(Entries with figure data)
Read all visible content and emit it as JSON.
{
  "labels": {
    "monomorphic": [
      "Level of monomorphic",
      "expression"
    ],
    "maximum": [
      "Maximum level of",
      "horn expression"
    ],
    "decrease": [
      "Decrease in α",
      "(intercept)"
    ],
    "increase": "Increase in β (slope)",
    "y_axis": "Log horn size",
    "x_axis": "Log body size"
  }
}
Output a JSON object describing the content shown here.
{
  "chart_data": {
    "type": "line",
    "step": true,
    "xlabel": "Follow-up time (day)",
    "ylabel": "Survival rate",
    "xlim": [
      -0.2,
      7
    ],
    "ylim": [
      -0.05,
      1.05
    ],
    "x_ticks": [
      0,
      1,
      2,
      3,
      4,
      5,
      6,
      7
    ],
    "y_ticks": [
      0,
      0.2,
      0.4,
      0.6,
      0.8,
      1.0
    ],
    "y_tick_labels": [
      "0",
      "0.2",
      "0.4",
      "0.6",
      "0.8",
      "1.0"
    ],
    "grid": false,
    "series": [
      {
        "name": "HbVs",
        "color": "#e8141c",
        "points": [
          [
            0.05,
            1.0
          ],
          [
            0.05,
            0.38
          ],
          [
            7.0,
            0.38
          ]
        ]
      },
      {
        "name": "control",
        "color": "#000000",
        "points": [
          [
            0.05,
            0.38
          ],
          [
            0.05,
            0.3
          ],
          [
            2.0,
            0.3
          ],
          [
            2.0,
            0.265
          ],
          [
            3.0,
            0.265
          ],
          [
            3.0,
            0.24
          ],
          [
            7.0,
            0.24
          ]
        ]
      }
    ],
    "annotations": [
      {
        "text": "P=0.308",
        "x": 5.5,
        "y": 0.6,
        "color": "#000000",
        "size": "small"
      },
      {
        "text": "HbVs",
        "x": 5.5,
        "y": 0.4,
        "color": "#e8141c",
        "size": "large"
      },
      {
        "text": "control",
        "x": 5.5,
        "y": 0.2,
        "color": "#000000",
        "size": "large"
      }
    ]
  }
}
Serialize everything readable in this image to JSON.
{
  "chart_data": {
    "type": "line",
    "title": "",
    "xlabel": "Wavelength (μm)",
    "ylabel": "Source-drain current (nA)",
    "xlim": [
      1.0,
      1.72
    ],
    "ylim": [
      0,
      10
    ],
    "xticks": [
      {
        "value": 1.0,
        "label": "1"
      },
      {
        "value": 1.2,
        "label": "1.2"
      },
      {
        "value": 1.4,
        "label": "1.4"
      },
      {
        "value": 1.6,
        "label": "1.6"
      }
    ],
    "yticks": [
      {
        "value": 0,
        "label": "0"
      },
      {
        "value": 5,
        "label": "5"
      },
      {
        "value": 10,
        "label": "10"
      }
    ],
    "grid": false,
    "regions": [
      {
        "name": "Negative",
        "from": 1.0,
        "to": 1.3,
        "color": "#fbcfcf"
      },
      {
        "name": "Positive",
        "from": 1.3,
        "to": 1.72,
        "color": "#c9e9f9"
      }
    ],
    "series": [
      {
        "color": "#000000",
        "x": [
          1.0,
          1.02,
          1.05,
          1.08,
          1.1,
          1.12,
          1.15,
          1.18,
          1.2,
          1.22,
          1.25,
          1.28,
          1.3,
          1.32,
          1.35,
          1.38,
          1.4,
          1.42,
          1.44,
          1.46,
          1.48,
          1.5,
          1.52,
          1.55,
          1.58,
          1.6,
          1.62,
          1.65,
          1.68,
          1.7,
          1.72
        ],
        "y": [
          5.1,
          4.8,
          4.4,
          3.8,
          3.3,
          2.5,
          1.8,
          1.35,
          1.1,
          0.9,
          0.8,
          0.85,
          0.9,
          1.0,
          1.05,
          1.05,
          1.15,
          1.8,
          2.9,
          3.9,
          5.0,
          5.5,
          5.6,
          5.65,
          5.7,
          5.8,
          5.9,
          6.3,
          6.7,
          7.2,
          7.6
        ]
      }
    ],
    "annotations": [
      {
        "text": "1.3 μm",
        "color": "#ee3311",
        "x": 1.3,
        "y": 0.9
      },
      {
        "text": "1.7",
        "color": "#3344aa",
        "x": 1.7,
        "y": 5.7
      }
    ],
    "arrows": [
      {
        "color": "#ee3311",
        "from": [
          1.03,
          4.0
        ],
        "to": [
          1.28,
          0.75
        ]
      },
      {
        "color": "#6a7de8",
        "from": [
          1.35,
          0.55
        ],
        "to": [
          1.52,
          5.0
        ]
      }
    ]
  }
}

TASK INSTRUCTIONS - Copy every line of the material in which the word "text" occurs.

OUTPUT OF THE EXERCISE -
        "text": "P=0.308",
        "text": "HbVs",
        "text": "control",
        "text": "1.3 μm",
        "text": "1.7",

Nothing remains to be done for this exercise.